### Directions
Using the data below, copy each line that includes the word "signage".

Dataset entries on figures:

★ ★ ★ ★

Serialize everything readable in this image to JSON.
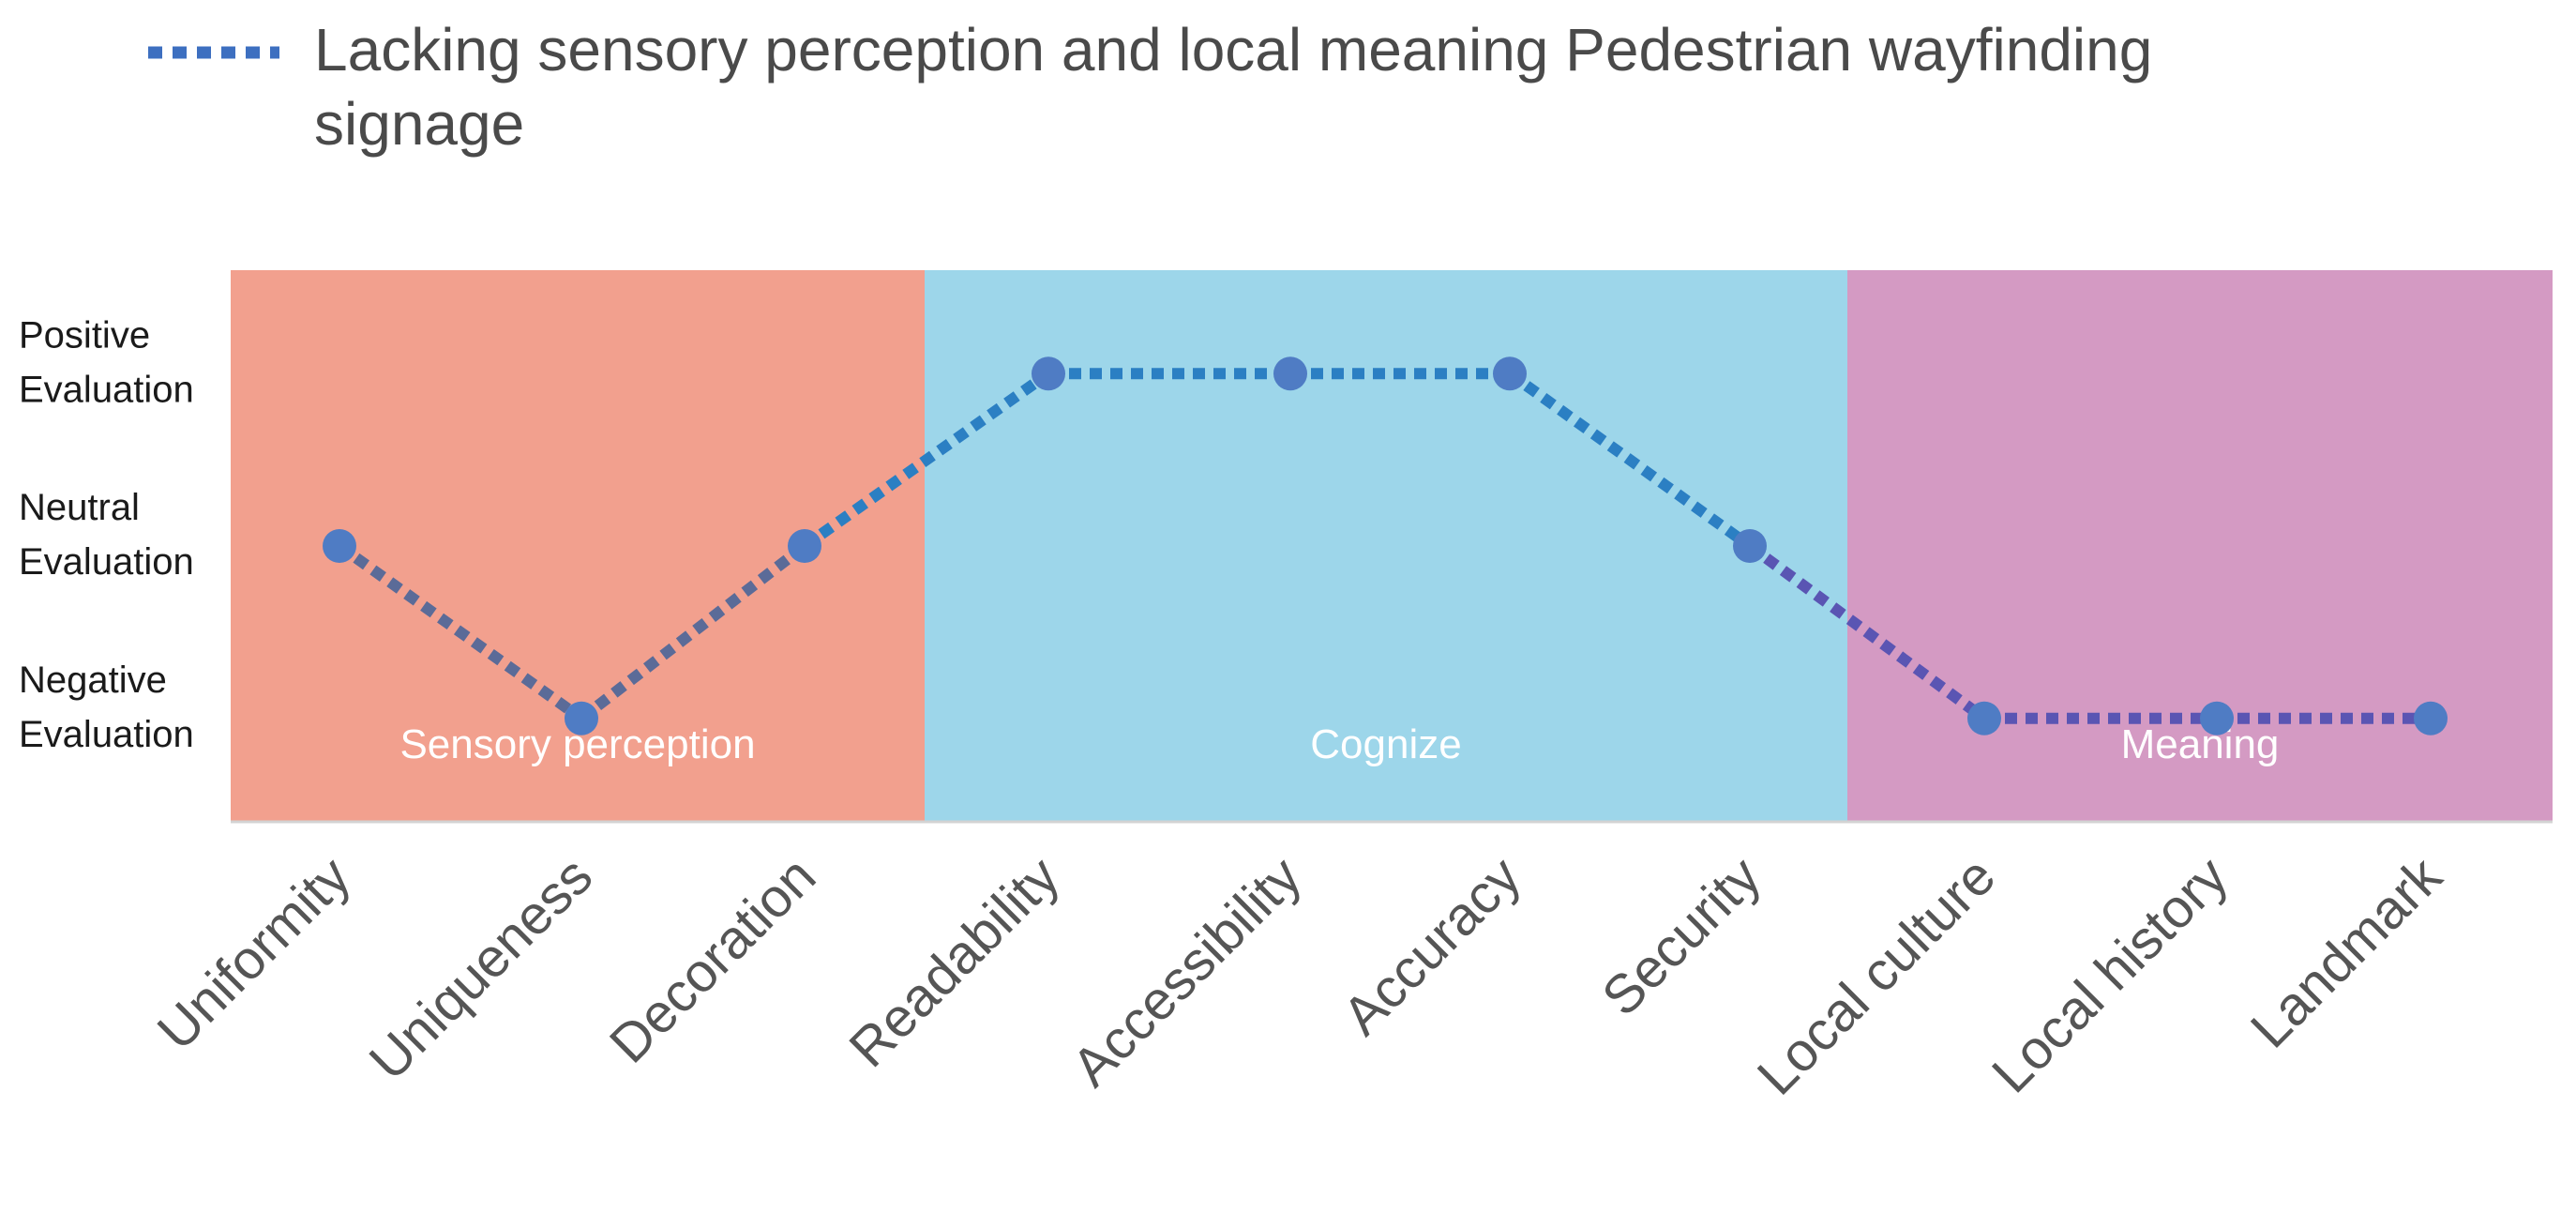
{
  "chart_data": {
    "type": "line",
    "legend": {
      "label": "Lacking sensory perception and local meaning Pedestrian wayfinding",
      "label_continued": "signage",
      "position": "top"
    },
    "y_axis": {
      "levels": [
        {
          "value": 1,
          "line1": "Negative",
          "line2": "Evaluation"
        },
        {
          "value": 2,
          "line1": "Neutral",
          "line2": "Evaluation"
        },
        {
          "value": 3,
          "line1": "Positive",
          "line2": "Evaluation"
        }
      ],
      "ylim": [
        0.4,
        3.6
      ]
    },
    "categories": [
      "Uniformity",
      "Uniqueness",
      "Decoration",
      "Readability",
      "Accessibility",
      "Accuracy",
      "Security",
      "Local culture",
      "Local history",
      "Landmark"
    ],
    "series": [
      {
        "name": "Lacking sensory perception and local meaning Pedestrian wayfinding signage",
        "values": [
          2,
          1,
          2,
          3,
          3,
          3,
          2,
          1,
          1,
          1
        ],
        "marker_color": "#4f7cc4"
      }
    ],
    "bands": [
      {
        "label": "Sensory perception",
        "color": "#f2a08e",
        "line_color": "#5b6b98",
        "start_index": 0,
        "end_index": 2
      },
      {
        "label": "Cognize",
        "color": "#9dd6ea",
        "line_color": "#2b7fc3",
        "start_index": 3,
        "end_index": 6
      },
      {
        "label": "Meaning",
        "color": "#d49ac3",
        "line_color": "#5a55b3",
        "start_index": 7,
        "end_index": 9
      }
    ]
  }
}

★ ★ ★ ★

### Answer to the exercise
      "label_continued": "signage",
        "name": "Lacking sensory perception and local meaning Pedestrian wayfinding signage",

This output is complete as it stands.